→ **Extracted information**
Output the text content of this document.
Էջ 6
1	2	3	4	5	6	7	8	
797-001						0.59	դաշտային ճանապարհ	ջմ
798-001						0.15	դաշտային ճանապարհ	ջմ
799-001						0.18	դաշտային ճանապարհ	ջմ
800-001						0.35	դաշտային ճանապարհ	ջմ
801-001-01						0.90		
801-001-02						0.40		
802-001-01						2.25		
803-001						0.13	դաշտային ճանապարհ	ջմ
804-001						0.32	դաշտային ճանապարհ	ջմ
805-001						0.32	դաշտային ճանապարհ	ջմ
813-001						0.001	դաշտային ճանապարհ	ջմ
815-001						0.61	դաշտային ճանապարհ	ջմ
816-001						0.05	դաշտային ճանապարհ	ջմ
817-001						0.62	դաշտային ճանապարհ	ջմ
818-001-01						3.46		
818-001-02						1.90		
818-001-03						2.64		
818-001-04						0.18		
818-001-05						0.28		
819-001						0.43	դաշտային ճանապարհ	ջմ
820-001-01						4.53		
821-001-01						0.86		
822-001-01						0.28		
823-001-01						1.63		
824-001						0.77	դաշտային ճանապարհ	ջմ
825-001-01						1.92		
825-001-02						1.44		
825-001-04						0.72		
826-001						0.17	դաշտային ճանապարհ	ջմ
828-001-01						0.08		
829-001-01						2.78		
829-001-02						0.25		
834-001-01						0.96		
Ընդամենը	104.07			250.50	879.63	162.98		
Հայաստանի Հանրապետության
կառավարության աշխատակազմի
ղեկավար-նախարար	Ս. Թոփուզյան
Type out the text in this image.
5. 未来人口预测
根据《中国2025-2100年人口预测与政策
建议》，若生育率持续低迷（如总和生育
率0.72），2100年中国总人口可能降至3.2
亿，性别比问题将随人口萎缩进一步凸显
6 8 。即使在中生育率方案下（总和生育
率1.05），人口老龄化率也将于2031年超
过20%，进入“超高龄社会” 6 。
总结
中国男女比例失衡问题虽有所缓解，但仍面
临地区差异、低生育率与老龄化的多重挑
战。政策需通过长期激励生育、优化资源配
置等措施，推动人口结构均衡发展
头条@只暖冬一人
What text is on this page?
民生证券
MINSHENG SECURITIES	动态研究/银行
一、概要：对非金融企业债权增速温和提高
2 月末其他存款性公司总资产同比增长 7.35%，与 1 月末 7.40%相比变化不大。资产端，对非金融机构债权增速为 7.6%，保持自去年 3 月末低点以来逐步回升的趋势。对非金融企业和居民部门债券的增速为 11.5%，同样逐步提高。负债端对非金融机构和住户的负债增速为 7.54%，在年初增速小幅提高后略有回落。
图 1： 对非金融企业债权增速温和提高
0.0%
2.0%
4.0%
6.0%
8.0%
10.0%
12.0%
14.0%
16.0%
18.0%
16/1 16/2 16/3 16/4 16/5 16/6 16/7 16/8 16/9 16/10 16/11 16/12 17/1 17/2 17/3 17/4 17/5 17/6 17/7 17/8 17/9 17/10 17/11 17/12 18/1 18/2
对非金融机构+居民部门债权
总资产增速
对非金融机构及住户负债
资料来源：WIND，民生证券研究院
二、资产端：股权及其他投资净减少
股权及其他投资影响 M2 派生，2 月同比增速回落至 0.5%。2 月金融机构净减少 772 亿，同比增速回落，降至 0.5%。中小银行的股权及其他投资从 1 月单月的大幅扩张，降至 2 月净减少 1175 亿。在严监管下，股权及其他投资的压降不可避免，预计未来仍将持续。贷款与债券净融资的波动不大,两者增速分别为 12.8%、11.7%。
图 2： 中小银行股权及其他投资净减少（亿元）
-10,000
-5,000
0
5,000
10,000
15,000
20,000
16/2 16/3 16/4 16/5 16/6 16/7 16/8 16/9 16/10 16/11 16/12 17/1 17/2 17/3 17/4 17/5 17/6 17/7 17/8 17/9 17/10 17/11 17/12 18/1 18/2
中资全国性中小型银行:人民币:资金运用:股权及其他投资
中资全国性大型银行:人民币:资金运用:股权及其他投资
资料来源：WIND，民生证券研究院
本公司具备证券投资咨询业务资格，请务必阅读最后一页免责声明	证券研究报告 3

→ **Problem description**
Repeat the material from above exactly, word for word.

→ **Reply**
Output the text content of this document.
Էջ 6
1	2	3	4	5	6	7	8	
797-001						0.59	դաշտային ճանապարհ	ջմ
798-001						0.15	դաշտային ճանապարհ	ջմ
799-001						0.18	դաշտային ճանապարհ	ջմ
800-001						0.35	դաշտային ճանապարհ	ջմ
801-001-01						0.90		
801-001-02						0.40		
802-001-01						2.25		
803-001						0.13	դաշտային ճանապարհ	ջմ
804-001						0.32	դաշտային ճանապարհ	ջմ
805-001						0.32	դաշտային ճանապարհ	ջմ
813-001						0.001	դաշտային ճանապարհ	ջմ
815-001						0.61	դաշտային ճանապարհ	ջմ
816-001						0.05	դաշտային ճանապարհ	ջմ
817-001						0.62	դաշտային ճանապարհ	ջմ
818-001-01						3.46		
818-001-02						1.90		
818-001-03						2.64		
818-001-04						0.18		
818-001-05						0.28		
819-001						0.43	դաշտային ճանապարհ	ջմ
820-001-01						4.53		
821-001-01						0.86		
822-001-01						0.28		
823-001-01						1.63		
824-001						0.77	դաշտային ճանապարհ	ջմ
825-001-01						1.92		
825-001-02						1.44		
825-001-04						0.72		
826-001						0.17	դաշտային ճանապարհ	ջմ
828-001-01						0.08		
829-001-01						2.78		
829-001-02						0.25		
834-001-01						0.96		
Ընդամենը	104.07			250.50	879.63	162.98		
Հայաստանի Հանրապետության
կառավարության աշխատակազմի
ղեկավար-նախարար	Ս. Թոփուզյան
Type out the text in this image.
5. 未来人口预测
根据《中国2025-2100年人口预测与政策
建议》，若生育率持续低迷（如总和生育
率0.72），2100年中国总人口可能降至3.2
亿，性别比问题将随人口萎缩进一步凸显
6 8 。即使在中生育率方案下（总和生育
率1.05），人口老龄化率也将于2031年超
过20%，进入“超高龄社会” 6 。
总结
中国男女比例失衡问题虽有所缓解，但仍面
临地区差异、低生育率与老龄化的多重挑
战。政策需通过长期激励生育、优化资源配
置等措施，推动人口结构均衡发展
头条@只暖冬一人
What text is on this page?
民生证券
MINSHENG SECURITIES	动态研究/银行
一、概要：对非金融企业债权增速温和提高
2 月末其他存款性公司总资产同比增长 7.35%，与 1 月末 7.40%相比变化不大。资产端，对非金融机构债权增速为 7.6%，保持自去年 3 月末低点以来逐步回升的趋势。对非金融企业和居民部门债券的增速为 11.5%，同样逐步提高。负债端对非金融机构和住户的负债增速为 7.54%，在年初增速小幅提高后略有回落。
图 1： 对非金融企业债权增速温和提高
0.0%
2.0%
4.0%
6.0%
8.0%
10.0%
12.0%
14.0%
16.0%
18.0%
16/1 16/2 16/3 16/4 16/5 16/6 16/7 16/8 16/9 16/10 16/11 16/12 17/1 17/2 17/3 17/4 17/5 17/6 17/7 17/8 17/9 17/10 17/11 17/12 18/1 18/2
对非金融机构+居民部门债权
总资产增速
对非金融机构及住户负债
资料来源：WIND，民生证券研究院
二、资产端：股权及其他投资净减少
股权及其他投资影响 M2 派生，2 月同比增速回落至 0.5%。2 月金融机构净减少 772 亿，同比增速回落，降至 0.5%。中小银行的股权及其他投资从 1 月单月的大幅扩张，降至 2 月净减少 1175 亿。在严监管下，股权及其他投资的压降不可避免，预计未来仍将持续。贷款与债券净融资的波动不大,两者增速分别为 12.8%、11.7%。
图 2： 中小银行股权及其他投资净减少（亿元）
-10,000
-5,000
0
5,000
10,000
15,000
20,000
16/2 16/3 16/4 16/5 16/6 16/7 16/8 16/9 16/10 16/11 16/12 17/1 17/2 17/3 17/4 17/5 17/6 17/7 17/8 17/9 17/10 17/11 17/12 18/1 18/2
中资全国性中小型银行:人民币:资金运用:股权及其他投资
中资全国性大型银行:人民币:资金运用:股权及其他投资
资料来源：WIND，民生证券研究院
本公司具备证券投资咨询业务资格，请务必阅读最后一页免责声明	证券研究报告 3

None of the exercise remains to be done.